-- EXERCISE INSTRUCTIONS --
Output the material below in full, exactly as it is.

(Dataset excerpt)
______
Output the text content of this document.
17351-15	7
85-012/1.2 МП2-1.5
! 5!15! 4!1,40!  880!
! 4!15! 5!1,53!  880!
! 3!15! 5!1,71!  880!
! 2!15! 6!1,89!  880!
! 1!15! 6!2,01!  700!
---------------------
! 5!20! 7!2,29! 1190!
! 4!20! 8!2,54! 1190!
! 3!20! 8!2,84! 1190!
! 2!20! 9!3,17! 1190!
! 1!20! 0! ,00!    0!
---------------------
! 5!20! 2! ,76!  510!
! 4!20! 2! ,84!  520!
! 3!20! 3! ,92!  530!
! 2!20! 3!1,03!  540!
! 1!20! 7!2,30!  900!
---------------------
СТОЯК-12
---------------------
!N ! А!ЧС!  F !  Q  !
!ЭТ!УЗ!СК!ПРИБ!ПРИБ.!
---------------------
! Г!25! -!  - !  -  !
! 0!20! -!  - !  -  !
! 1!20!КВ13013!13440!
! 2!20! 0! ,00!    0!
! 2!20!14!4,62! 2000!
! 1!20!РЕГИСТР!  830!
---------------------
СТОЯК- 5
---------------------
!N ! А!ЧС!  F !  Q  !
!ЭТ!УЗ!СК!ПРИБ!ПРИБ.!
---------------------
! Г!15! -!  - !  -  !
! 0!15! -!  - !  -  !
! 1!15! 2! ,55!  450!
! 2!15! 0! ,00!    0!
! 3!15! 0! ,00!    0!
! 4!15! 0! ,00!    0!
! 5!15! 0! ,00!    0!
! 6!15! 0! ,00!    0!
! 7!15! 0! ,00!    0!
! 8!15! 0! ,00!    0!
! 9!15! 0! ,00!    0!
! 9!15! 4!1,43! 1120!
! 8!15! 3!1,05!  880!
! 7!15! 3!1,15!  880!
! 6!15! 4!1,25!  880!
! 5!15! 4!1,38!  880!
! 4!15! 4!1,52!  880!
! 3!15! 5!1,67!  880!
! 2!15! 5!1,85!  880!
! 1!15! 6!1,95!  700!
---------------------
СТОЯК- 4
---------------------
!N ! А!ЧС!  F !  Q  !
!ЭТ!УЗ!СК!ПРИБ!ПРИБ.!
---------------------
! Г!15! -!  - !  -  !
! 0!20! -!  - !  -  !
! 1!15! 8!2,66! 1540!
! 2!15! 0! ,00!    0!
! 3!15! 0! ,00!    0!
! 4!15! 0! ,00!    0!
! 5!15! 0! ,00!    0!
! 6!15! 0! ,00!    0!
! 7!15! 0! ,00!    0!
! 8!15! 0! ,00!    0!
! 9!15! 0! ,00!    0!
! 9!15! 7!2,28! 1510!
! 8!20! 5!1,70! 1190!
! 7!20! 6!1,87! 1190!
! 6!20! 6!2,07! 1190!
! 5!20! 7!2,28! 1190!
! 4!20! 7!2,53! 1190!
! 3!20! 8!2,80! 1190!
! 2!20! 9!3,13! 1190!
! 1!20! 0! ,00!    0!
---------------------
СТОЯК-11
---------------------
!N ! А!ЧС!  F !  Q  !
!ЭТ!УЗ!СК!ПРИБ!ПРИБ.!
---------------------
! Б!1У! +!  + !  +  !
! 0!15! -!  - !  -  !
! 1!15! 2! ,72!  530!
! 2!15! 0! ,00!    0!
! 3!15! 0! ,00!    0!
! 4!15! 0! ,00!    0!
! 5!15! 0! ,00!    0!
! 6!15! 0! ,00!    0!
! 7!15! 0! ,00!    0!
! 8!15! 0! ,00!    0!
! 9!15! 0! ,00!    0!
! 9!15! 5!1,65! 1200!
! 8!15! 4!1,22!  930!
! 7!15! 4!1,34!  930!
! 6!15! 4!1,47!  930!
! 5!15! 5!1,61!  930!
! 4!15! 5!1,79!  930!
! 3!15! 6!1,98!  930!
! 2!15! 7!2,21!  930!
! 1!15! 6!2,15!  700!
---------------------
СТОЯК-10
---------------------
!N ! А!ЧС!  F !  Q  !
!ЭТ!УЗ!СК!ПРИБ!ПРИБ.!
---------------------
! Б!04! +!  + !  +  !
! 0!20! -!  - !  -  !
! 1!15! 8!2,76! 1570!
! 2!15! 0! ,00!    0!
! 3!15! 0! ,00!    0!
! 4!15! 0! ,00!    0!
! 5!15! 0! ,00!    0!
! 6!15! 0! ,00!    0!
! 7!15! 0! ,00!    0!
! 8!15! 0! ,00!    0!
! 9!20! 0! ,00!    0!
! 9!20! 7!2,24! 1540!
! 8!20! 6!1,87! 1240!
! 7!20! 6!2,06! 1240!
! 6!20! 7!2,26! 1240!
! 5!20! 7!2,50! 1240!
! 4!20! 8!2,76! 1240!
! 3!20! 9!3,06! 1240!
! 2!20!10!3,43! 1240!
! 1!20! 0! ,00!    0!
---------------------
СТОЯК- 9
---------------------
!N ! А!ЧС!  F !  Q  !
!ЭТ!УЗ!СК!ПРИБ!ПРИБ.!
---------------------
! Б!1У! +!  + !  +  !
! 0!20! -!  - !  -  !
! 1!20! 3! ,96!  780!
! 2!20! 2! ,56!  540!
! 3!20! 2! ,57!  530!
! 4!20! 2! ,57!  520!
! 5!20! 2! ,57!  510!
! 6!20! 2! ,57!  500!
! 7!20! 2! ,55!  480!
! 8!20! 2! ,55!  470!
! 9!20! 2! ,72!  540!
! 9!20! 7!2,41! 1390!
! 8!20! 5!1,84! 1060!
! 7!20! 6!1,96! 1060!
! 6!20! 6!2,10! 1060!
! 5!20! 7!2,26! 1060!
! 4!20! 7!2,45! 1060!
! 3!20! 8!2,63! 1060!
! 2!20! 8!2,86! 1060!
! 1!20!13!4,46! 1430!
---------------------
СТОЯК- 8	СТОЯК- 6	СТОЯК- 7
______
-- TASK RESPONSE --
Output the text content of this document.
17351-15	7
85-012/1.2 МП2-1.5
! 5!15! 4!1,40!  880!
! 4!15! 5!1,53!  880!
! 3!15! 5!1,71!  880!
! 2!15! 6!1,89!  880!
! 1!15! 6!2,01!  700!
---------------------
! 5!20! 7!2,29! 1190!
! 4!20! 8!2,54! 1190!
! 3!20! 8!2,84! 1190!
! 2!20! 9!3,17! 1190!
! 1!20! 0! ,00!    0!
---------------------
! 5!20! 2! ,76!  510!
! 4!20! 2! ,84!  520!
! 3!20! 3! ,92!  530!
! 2!20! 3!1,03!  540!
! 1!20! 7!2,30!  900!
---------------------
СТОЯК-12
---------------------
!N ! А!ЧС!  F !  Q  !
!ЭТ!УЗ!СК!ПРИБ!ПРИБ.!
---------------------
! Г!25! -!  - !  -  !
! 0!20! -!  - !  -  !
! 1!20!КВ13013!13440!
! 2!20! 0! ,00!    0!
! 2!20!14!4,62! 2000!
! 1!20!РЕГИСТР!  830!
---------------------
СТОЯК- 5
---------------------
!N ! А!ЧС!  F !  Q  !
!ЭТ!УЗ!СК!ПРИБ!ПРИБ.!
---------------------
! Г!15! -!  - !  -  !
! 0!15! -!  - !  -  !
! 1!15! 2! ,55!  450!
! 2!15! 0! ,00!    0!
! 3!15! 0! ,00!    0!
! 4!15! 0! ,00!    0!
! 5!15! 0! ,00!    0!
! 6!15! 0! ,00!    0!
! 7!15! 0! ,00!    0!
! 8!15! 0! ,00!    0!
! 9!15! 0! ,00!    0!
! 9!15! 4!1,43! 1120!
! 8!15! 3!1,05!  880!
! 7!15! 3!1,15!  880!
! 6!15! 4!1,25!  880!
! 5!15! 4!1,38!  880!
! 4!15! 4!1,52!  880!
! 3!15! 5!1,67!  880!
! 2!15! 5!1,85!  880!
! 1!15! 6!1,95!  700!
---------------------
СТОЯК- 4
---------------------
!N ! А!ЧС!  F !  Q  !
!ЭТ!УЗ!СК!ПРИБ!ПРИБ.!
---------------------
! Г!15! -!  - !  -  !
! 0!20! -!  - !  -  !
! 1!15! 8!2,66! 1540!
! 2!15! 0! ,00!    0!
! 3!15! 0! ,00!    0!
! 4!15! 0! ,00!    0!
! 5!15! 0! ,00!    0!
! 6!15! 0! ,00!    0!
! 7!15! 0! ,00!    0!
! 8!15! 0! ,00!    0!
! 9!15! 0! ,00!    0!
! 9!15! 7!2,28! 1510!
! 8!20! 5!1,70! 1190!
! 7!20! 6!1,87! 1190!
! 6!20! 6!2,07! 1190!
! 5!20! 7!2,28! 1190!
! 4!20! 7!2,53! 1190!
! 3!20! 8!2,80! 1190!
! 2!20! 9!3,13! 1190!
! 1!20! 0! ,00!    0!
---------------------
СТОЯК-11
---------------------
!N ! А!ЧС!  F !  Q  !
!ЭТ!УЗ!СК!ПРИБ!ПРИБ.!
---------------------
! Б!1У! +!  + !  +  !
! 0!15! -!  - !  -  !
! 1!15! 2! ,72!  530!
! 2!15! 0! ,00!    0!
! 3!15! 0! ,00!    0!
! 4!15! 0! ,00!    0!
! 5!15! 0! ,00!    0!
! 6!15! 0! ,00!    0!
! 7!15! 0! ,00!    0!
! 8!15! 0! ,00!    0!
! 9!15! 0! ,00!    0!
! 9!15! 5!1,65! 1200!
! 8!15! 4!1,22!  930!
! 7!15! 4!1,34!  930!
! 6!15! 4!1,47!  930!
! 5!15! 5!1,61!  930!
! 4!15! 5!1,79!  930!
! 3!15! 6!1,98!  930!
! 2!15! 7!2,21!  930!
! 1!15! 6!2,15!  700!
---------------------
СТОЯК-10
---------------------
!N ! А!ЧС!  F !  Q  !
!ЭТ!УЗ!СК!ПРИБ!ПРИБ.!
---------------------
! Б!04! +!  + !  +  !
! 0!20! -!  - !  -  !
! 1!15! 8!2,76! 1570!
! 2!15! 0! ,00!    0!
! 3!15! 0! ,00!    0!
! 4!15! 0! ,00!    0!
! 5!15! 0! ,00!    0!
! 6!15! 0! ,00!    0!
! 7!15! 0! ,00!    0!
! 8!15! 0! ,00!    0!
! 9!20! 0! ,00!    0!
! 9!20! 7!2,24! 1540!
! 8!20! 6!1,87! 1240!
! 7!20! 6!2,06! 1240!
! 6!20! 7!2,26! 1240!
! 5!20! 7!2,50! 1240!
! 4!20! 8!2,76! 1240!
! 3!20! 9!3,06! 1240!
! 2!20!10!3,43! 1240!
! 1!20! 0! ,00!    0!
---------------------
СТОЯК- 9
---------------------
!N ! А!ЧС!  F !  Q  !
!ЭТ!УЗ!СК!ПРИБ!ПРИБ.!
---------------------
! Б!1У! +!  + !  +  !
! 0!20! -!  - !  -  !
! 1!20! 3! ,96!  780!
! 2!20! 2! ,56!  540!
! 3!20! 2! ,57!  530!
! 4!20! 2! ,57!  520!
! 5!20! 2! ,57!  510!
! 6!20! 2! ,57!  500!
! 7!20! 2! ,55!  480!
! 8!20! 2! ,55!  470!
! 9!20! 2! ,72!  540!
! 9!20! 7!2,41! 1390!
! 8!20! 5!1,84! 1060!
! 7!20! 6!1,96! 1060!
! 6!20! 6!2,10! 1060!
! 5!20! 7!2,26! 1060!
! 4!20! 7!2,45! 1060!
! 3!20! 8!2,63! 1060!
! 2!20! 8!2,86! 1060!
! 1!20!13!4,46! 1430!
---------------------
СТОЯК- 8	СТОЯК- 6	СТОЯК- 7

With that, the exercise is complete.